** START ITEMS **

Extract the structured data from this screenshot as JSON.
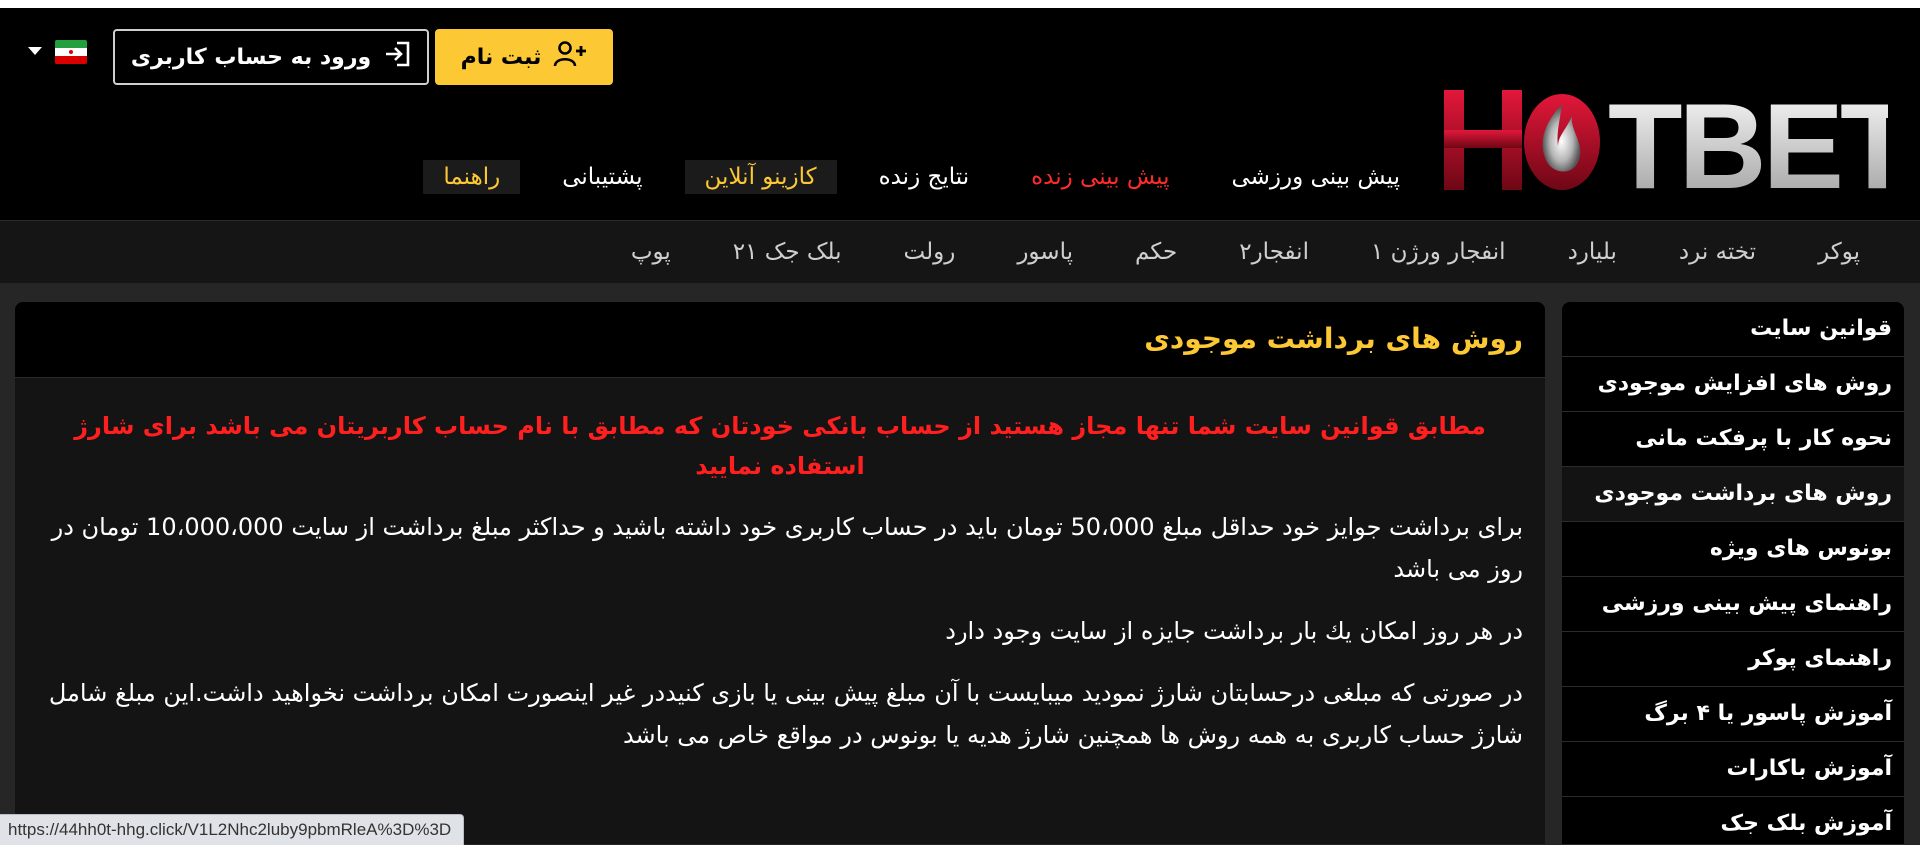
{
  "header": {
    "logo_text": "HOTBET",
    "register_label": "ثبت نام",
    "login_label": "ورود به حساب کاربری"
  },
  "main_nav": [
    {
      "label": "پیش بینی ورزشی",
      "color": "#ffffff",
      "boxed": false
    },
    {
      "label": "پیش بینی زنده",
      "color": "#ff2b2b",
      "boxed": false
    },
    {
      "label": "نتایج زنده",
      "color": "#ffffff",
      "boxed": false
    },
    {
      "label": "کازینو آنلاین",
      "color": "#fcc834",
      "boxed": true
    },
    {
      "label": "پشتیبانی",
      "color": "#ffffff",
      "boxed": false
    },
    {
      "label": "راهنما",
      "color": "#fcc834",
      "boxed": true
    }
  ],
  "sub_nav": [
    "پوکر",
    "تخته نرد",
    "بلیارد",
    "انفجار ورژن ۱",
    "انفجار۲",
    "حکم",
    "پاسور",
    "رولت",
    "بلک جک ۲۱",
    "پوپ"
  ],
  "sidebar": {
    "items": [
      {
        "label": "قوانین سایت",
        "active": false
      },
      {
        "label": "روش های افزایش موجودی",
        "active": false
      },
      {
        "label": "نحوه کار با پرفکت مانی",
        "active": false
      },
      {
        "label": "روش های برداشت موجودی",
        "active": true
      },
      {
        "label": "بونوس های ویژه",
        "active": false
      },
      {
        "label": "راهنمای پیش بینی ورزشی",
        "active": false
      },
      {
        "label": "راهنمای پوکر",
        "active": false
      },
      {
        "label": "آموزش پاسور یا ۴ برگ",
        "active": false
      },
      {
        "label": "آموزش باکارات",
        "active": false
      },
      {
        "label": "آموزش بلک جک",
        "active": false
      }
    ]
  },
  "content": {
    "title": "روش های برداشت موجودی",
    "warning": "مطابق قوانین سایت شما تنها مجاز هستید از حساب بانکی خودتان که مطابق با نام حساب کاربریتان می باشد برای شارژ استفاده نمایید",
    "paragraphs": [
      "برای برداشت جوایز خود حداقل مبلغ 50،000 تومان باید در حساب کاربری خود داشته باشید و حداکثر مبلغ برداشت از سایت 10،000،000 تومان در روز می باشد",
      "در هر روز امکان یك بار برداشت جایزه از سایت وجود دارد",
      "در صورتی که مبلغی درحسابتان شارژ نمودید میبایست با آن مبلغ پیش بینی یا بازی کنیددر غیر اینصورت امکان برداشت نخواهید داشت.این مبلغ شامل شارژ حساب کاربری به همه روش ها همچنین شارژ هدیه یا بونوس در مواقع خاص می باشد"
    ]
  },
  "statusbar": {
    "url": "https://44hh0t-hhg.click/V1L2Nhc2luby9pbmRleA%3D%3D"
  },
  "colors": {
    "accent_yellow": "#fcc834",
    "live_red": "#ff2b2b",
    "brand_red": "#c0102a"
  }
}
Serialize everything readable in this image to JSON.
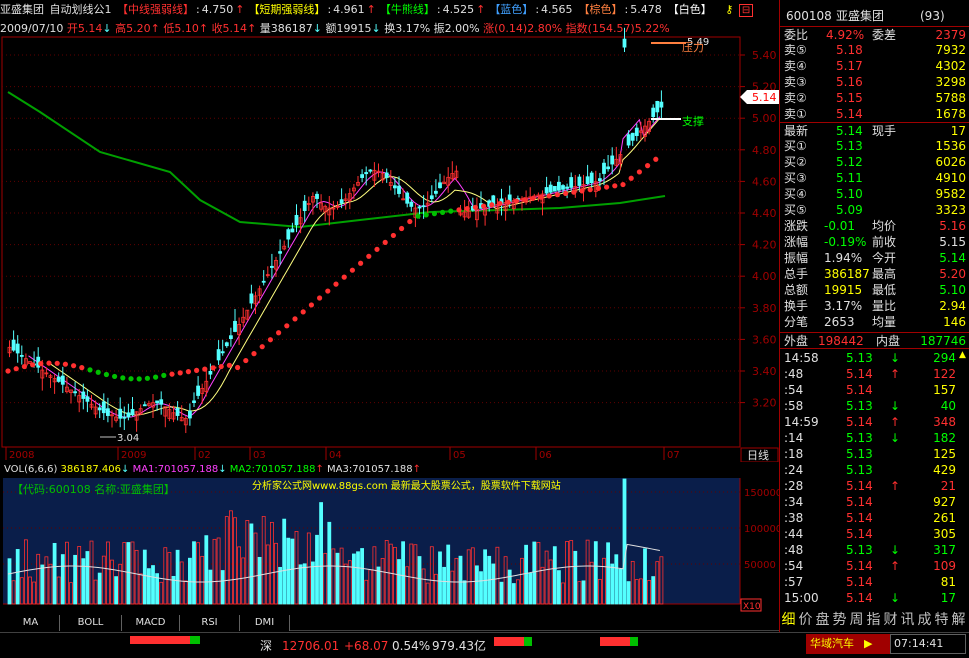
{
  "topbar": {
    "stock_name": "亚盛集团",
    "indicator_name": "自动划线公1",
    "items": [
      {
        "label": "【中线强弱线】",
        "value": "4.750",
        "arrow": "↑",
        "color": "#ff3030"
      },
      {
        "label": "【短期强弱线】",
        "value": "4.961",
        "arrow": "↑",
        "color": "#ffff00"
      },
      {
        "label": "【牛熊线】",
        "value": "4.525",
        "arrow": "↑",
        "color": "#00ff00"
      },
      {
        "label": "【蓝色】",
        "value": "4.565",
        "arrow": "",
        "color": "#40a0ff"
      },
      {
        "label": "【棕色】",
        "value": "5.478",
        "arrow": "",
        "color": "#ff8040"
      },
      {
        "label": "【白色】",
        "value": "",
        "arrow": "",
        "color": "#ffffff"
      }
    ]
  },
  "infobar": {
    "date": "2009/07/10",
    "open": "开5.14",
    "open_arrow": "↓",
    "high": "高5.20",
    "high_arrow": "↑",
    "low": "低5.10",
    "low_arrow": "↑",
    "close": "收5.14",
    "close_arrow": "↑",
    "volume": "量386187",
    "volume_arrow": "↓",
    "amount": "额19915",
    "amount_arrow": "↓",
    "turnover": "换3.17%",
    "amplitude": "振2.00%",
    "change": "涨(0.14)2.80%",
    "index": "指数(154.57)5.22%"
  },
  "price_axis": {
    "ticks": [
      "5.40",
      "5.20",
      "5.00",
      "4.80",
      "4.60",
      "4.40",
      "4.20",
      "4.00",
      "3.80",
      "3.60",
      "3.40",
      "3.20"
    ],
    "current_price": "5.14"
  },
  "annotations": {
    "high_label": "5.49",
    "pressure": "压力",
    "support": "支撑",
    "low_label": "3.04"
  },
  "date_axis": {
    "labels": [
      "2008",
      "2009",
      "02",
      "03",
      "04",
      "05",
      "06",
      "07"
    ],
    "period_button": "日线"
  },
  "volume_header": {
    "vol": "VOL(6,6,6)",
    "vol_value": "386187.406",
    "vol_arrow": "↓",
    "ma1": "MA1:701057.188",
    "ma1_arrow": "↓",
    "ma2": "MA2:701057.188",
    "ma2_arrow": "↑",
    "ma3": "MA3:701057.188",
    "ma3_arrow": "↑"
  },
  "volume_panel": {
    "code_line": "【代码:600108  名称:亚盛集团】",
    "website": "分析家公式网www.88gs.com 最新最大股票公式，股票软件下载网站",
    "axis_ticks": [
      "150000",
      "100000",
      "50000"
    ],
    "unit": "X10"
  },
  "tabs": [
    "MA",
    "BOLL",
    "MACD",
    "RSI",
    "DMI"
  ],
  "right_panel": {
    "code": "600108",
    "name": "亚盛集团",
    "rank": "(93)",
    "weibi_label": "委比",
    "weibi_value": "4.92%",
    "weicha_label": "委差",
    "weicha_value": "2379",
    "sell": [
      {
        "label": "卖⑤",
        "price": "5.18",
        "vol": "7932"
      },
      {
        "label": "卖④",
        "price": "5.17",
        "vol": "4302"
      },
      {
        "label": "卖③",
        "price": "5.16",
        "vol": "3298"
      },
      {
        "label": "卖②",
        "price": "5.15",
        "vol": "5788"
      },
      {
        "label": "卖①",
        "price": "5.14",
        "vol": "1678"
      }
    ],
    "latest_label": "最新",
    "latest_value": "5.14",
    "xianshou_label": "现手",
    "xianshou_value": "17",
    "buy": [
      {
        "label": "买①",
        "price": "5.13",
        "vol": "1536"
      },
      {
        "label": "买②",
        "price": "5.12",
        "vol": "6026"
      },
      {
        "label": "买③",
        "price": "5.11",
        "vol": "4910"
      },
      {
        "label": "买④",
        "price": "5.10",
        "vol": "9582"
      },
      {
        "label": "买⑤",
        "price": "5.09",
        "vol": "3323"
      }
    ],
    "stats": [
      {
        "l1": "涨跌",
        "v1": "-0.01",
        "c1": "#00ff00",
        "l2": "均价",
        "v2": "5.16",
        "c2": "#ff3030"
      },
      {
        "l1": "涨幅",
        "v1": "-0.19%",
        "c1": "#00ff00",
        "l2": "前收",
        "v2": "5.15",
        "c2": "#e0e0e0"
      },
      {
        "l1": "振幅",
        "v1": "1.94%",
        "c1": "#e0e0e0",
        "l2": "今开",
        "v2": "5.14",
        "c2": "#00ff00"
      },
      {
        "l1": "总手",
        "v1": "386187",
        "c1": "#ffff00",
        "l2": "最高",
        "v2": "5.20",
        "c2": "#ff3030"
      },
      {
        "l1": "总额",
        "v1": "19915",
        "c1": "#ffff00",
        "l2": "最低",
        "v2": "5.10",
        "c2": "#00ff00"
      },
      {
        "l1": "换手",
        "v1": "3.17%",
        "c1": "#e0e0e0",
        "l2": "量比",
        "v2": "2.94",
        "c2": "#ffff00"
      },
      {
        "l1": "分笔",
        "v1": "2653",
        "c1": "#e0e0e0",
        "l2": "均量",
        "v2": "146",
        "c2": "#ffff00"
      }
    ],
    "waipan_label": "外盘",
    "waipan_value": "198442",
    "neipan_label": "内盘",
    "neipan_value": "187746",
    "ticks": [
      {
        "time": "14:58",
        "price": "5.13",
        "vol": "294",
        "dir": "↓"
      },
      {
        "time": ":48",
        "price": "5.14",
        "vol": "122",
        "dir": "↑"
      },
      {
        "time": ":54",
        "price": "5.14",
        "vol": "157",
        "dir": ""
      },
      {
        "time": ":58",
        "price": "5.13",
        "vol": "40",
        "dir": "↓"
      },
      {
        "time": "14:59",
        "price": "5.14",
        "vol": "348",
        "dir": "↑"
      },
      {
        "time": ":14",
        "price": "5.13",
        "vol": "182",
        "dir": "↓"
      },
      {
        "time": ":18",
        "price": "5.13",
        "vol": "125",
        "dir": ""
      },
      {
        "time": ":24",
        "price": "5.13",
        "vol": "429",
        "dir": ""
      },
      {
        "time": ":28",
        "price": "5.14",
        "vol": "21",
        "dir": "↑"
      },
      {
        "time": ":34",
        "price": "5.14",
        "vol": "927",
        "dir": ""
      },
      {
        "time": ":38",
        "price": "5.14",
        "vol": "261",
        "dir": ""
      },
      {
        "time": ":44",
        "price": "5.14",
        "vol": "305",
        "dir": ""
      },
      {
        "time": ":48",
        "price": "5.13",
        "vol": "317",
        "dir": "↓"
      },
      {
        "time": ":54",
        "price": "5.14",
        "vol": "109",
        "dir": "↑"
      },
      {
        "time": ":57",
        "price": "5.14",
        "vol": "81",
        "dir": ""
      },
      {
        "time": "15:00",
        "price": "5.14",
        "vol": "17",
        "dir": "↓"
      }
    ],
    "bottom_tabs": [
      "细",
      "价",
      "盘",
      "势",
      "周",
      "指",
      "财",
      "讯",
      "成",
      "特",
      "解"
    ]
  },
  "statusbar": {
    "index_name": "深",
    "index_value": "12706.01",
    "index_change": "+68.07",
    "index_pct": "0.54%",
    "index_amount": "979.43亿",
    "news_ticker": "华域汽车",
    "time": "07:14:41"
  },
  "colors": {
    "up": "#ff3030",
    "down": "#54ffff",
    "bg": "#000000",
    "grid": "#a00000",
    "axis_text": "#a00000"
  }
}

** END ITEMS **

| PROBLEM DETAILS |
Extract every line containing the string "بونوس" from the material.

| WRITTEN ANSWER |
        "label": "بونوس های ویژه",
      "در صورتی که مبلغی درحسابتان شارژ نمودید میبایست با آن مبلغ پیش بینی یا بازی کنیددر غیر اینصورت امکان برداشت نخواهید داشت.این مبلغ شامل شارژ حساب کاربری به همه روش ها همچنین شارژ هدیه یا بونوس در مواقع خاص می باشد"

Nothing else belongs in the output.